[Entries shown start]
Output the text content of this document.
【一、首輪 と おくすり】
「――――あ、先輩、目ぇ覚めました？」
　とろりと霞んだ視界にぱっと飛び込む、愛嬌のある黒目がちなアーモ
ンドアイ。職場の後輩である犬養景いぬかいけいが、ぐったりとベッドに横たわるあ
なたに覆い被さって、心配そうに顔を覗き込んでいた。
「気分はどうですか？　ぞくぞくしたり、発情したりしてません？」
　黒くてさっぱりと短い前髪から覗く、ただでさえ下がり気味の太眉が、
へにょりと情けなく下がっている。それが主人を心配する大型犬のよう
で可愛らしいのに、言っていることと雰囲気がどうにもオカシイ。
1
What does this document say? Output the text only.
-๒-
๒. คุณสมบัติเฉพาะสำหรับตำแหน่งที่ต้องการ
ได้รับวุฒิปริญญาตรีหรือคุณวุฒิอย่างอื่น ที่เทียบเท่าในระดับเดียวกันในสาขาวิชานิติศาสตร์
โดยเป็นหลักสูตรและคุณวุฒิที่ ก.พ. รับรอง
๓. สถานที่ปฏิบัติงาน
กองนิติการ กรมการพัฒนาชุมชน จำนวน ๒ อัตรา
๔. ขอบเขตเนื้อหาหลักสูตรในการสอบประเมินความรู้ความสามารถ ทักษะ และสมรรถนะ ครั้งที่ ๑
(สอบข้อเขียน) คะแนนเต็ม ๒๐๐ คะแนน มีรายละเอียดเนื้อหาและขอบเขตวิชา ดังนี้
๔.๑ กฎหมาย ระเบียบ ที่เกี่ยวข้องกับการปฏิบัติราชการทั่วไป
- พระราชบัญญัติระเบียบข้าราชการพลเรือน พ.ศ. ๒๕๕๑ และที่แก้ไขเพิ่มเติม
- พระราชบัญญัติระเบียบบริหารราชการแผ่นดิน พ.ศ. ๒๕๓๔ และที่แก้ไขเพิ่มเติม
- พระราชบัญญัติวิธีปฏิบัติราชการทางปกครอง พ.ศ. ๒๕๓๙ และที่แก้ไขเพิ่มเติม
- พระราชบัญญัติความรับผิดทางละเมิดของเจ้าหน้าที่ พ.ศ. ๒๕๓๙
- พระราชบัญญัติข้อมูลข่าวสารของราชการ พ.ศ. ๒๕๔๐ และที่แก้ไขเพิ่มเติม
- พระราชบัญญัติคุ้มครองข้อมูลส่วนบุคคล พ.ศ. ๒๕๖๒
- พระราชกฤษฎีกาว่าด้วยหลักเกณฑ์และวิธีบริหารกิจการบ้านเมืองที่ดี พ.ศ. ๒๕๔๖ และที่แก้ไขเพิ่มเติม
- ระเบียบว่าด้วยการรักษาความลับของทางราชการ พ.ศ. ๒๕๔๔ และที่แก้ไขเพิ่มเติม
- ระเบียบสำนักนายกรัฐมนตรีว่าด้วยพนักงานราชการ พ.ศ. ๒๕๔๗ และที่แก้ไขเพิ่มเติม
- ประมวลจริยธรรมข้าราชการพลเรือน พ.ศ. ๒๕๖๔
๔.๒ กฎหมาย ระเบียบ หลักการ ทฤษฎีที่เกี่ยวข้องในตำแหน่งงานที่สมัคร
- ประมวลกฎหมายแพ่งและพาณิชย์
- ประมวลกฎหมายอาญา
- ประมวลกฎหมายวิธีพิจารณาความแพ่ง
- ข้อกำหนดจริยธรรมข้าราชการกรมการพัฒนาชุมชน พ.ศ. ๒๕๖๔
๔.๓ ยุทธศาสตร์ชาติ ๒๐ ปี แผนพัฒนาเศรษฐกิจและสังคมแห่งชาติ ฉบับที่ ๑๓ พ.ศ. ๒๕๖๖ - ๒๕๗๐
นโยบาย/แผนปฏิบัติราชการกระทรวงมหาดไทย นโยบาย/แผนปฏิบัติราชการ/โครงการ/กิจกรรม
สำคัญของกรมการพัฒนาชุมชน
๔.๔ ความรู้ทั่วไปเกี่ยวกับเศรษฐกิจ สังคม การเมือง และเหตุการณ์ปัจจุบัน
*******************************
[Entries shown end]
» **Stated exercise**: Retype all of the material, keeping each line exact.

» **Response below**:
Output the text content of this document.
【一、首輪 と おくすり】
「――――あ、先輩、目ぇ覚めました？」
　とろりと霞んだ視界にぱっと飛び込む、愛嬌のある黒目がちなアーモ
ンドアイ。職場の後輩である犬養景いぬかいけいが、ぐったりとベッドに横たわるあ
なたに覆い被さって、心配そうに顔を覗き込んでいた。
「気分はどうですか？　ぞくぞくしたり、発情したりしてません？」
　黒くてさっぱりと短い前髪から覗く、ただでさえ下がり気味の太眉が、
へにょりと情けなく下がっている。それが主人を心配する大型犬のよう
で可愛らしいのに、言っていることと雰囲気がどうにもオカシイ。
1
What does this document say? Output the text only.
-๒-
๒. คุณสมบัติเฉพาะสำหรับตำแหน่งที่ต้องการ
ได้รับวุฒิปริญญาตรีหรือคุณวุฒิอย่างอื่น ที่เทียบเท่าในระดับเดียวกันในสาขาวิชานิติศาสตร์
โดยเป็นหลักสูตรและคุณวุฒิที่ ก.พ. รับรอง
๓. สถานที่ปฏิบัติงาน
กองนิติการ กรมการพัฒนาชุมชน จำนวน ๒ อัตรา
๔. ขอบเขตเนื้อหาหลักสูตรในการสอบประเมินความรู้ความสามารถ ทักษะ และสมรรถนะ ครั้งที่ ๑
(สอบข้อเขียน) คะแนนเต็ม ๒๐๐ คะแนน มีรายละเอียดเนื้อหาและขอบเขตวิชา ดังนี้
๔.๑ กฎหมาย ระเบียบ ที่เกี่ยวข้องกับการปฏิบัติราชการทั่วไป
- พระราชบัญญัติระเบียบข้าราชการพลเรือน พ.ศ. ๒๕๕๑ และที่แก้ไขเพิ่มเติม
- พระราชบัญญัติระเบียบบริหารราชการแผ่นดิน พ.ศ. ๒๕๓๔ และที่แก้ไขเพิ่มเติม
- พระราชบัญญัติวิธีปฏิบัติราชการทางปกครอง พ.ศ. ๒๕๓๙ และที่แก้ไขเพิ่มเติม
- พระราชบัญญัติความรับผิดทางละเมิดของเจ้าหน้าที่ พ.ศ. ๒๕๓๙
- พระราชบัญญัติข้อมูลข่าวสารของราชการ พ.ศ. ๒๕๔๐ และที่แก้ไขเพิ่มเติม
- พระราชบัญญัติคุ้มครองข้อมูลส่วนบุคคล พ.ศ. ๒๕๖๒
- พระราชกฤษฎีกาว่าด้วยหลักเกณฑ์และวิธีบริหารกิจการบ้านเมืองที่ดี พ.ศ. ๒๕๔๖ และที่แก้ไขเพิ่มเติม
- ระเบียบว่าด้วยการรักษาความลับของทางราชการ พ.ศ. ๒๕๔๔ และที่แก้ไขเพิ่มเติม
- ระเบียบสำนักนายกรัฐมนตรีว่าด้วยพนักงานราชการ พ.ศ. ๒๕๔๗ และที่แก้ไขเพิ่มเติม
- ประมวลจริยธรรมข้าราชการพลเรือน พ.ศ. ๒๕๖๔
๔.๒ กฎหมาย ระเบียบ หลักการ ทฤษฎีที่เกี่ยวข้องในตำแหน่งงานที่สมัคร
- ประมวลกฎหมายแพ่งและพาณิชย์
- ประมวลกฎหมายอาญา
- ประมวลกฎหมายวิธีพิจารณาความแพ่ง
- ข้อกำหนดจริยธรรมข้าราชการกรมการพัฒนาชุมชน พ.ศ. ๒๕๖๔
๔.๓ ยุทธศาสตร์ชาติ ๒๐ ปี แผนพัฒนาเศรษฐกิจและสังคมแห่งชาติ ฉบับที่ ๑๓ พ.ศ. ๒๕๖๖ - ๒๕๗๐
นโยบาย/แผนปฏิบัติราชการกระทรวงมหาดไทย นโยบาย/แผนปฏิบัติราชการ/โครงการ/กิจกรรม
สำคัญของกรมการพัฒนาชุมชน
๔.๔ ความรู้ทั่วไปเกี่ยวกับเศรษฐกิจ สังคม การเมือง และเหตุการณ์ปัจจุบัน
*******************************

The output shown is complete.